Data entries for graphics
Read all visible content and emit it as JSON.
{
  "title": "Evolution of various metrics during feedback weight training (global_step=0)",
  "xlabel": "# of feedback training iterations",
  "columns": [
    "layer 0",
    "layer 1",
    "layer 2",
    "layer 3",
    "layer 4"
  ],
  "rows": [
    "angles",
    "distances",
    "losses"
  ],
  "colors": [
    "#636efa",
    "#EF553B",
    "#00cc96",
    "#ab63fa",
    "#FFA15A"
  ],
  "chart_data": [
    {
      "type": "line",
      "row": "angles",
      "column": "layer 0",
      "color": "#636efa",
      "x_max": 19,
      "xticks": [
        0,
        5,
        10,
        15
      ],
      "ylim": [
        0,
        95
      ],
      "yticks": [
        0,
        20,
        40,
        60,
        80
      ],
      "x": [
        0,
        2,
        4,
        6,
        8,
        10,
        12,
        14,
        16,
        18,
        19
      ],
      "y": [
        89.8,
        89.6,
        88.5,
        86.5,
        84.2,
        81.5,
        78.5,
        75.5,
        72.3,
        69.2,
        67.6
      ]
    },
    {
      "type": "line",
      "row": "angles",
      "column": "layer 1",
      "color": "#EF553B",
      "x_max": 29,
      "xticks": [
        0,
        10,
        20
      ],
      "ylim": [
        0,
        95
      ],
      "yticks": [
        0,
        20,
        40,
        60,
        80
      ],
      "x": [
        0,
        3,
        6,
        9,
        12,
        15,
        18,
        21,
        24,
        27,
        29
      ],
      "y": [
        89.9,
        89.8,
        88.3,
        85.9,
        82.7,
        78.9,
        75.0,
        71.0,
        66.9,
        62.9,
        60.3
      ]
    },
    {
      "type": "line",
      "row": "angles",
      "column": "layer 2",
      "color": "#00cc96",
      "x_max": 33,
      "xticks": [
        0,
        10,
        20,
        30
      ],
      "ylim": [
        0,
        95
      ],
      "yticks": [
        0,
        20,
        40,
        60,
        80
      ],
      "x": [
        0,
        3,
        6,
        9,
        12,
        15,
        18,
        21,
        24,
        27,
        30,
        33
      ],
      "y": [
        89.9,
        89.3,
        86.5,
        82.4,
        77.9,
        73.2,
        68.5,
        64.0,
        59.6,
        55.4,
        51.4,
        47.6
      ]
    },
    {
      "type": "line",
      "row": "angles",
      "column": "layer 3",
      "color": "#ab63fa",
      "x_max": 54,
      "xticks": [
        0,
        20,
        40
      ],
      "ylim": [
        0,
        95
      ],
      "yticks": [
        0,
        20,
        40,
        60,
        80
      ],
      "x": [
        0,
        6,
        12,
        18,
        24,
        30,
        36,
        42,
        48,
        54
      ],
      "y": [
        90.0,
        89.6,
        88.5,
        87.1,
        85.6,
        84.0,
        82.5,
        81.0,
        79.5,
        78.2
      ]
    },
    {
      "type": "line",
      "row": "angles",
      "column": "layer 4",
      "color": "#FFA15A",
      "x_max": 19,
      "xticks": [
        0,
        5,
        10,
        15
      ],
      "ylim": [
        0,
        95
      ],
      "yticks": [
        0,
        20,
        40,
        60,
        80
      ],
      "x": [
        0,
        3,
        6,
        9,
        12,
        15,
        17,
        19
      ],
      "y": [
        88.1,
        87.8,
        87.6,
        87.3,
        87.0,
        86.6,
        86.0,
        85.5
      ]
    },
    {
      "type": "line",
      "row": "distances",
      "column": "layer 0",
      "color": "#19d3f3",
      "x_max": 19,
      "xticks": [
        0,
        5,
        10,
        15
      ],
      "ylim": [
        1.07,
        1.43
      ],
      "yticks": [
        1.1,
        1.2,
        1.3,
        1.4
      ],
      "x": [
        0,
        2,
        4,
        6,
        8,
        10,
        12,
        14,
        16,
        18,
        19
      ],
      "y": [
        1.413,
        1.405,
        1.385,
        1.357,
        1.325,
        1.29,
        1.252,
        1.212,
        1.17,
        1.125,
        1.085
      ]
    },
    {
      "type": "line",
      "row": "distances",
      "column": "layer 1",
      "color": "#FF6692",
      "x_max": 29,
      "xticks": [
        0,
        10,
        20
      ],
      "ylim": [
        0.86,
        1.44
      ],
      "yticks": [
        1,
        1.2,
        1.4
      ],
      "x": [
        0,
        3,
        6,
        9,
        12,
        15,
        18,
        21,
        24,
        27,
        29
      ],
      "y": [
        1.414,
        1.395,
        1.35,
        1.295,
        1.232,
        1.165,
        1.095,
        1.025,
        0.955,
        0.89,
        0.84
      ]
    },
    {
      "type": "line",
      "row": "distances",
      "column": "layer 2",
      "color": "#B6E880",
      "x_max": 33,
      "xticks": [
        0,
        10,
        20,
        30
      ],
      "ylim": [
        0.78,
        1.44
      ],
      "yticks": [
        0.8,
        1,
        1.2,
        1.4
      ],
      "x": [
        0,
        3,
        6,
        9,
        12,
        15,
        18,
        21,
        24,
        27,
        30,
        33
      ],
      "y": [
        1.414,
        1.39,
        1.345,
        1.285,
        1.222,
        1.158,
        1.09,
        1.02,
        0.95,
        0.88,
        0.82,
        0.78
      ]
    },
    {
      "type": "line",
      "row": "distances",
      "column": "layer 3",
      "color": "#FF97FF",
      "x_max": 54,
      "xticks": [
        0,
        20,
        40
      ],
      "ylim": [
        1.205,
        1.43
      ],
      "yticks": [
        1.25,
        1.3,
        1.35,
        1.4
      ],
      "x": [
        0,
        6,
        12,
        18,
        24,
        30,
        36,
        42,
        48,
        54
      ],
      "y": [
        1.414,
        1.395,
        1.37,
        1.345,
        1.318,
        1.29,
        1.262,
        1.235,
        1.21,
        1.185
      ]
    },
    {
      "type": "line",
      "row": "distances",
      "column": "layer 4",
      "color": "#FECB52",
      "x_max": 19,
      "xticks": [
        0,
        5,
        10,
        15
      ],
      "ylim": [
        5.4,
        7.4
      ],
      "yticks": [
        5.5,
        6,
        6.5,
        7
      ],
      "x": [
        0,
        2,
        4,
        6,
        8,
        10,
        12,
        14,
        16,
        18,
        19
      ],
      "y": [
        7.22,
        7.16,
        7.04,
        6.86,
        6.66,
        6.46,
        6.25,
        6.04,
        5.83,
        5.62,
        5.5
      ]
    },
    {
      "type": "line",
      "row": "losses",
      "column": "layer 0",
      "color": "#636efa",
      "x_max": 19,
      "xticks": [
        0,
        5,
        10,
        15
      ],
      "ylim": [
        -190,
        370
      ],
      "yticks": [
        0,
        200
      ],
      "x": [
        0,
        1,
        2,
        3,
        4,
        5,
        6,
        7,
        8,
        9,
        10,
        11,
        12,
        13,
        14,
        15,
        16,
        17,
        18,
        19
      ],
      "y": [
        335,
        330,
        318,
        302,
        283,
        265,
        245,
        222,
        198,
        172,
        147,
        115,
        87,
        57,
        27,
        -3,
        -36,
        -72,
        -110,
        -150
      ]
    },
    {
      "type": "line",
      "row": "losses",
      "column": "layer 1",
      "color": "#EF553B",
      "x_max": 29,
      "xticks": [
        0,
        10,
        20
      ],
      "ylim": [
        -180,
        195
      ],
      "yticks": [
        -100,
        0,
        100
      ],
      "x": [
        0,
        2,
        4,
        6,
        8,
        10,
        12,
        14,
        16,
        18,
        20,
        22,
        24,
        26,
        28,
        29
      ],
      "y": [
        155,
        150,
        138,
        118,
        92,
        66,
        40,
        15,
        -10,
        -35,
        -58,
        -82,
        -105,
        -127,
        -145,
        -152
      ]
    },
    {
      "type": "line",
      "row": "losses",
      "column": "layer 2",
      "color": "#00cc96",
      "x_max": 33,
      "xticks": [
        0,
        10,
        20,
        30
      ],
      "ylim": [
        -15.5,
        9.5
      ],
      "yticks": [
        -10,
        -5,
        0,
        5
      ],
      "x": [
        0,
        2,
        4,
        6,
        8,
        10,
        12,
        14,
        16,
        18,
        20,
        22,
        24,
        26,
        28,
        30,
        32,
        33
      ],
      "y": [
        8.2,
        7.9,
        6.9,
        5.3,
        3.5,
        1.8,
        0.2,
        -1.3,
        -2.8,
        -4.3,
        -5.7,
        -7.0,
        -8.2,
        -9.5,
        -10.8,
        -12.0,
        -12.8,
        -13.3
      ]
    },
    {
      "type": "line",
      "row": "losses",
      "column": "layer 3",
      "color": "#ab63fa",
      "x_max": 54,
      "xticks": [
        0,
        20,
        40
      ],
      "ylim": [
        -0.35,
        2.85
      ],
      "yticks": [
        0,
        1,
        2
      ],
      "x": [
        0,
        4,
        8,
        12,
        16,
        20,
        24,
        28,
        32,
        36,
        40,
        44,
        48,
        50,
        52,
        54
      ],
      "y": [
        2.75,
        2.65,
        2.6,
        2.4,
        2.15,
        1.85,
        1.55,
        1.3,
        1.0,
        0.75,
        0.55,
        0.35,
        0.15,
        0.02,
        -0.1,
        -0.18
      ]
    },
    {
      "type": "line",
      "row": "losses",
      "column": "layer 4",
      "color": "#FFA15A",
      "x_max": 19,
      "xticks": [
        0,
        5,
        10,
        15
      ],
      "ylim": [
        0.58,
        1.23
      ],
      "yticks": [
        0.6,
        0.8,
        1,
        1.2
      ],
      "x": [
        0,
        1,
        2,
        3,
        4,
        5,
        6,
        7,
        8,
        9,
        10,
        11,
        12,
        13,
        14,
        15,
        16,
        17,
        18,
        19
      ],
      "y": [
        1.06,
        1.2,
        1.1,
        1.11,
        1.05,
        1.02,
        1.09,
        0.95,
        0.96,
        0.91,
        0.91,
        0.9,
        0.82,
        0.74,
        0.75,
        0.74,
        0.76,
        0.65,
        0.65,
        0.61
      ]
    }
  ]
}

◆ **OBJECTIVE**: Select from the material above each line in which the string "feedback" appears, and list those lines.

◆ **THE SOLUTION**:
  "title": "Evolution of various metrics during feedback weight training (global_step=0)",
  "xlabel": "# of feedback training iterations",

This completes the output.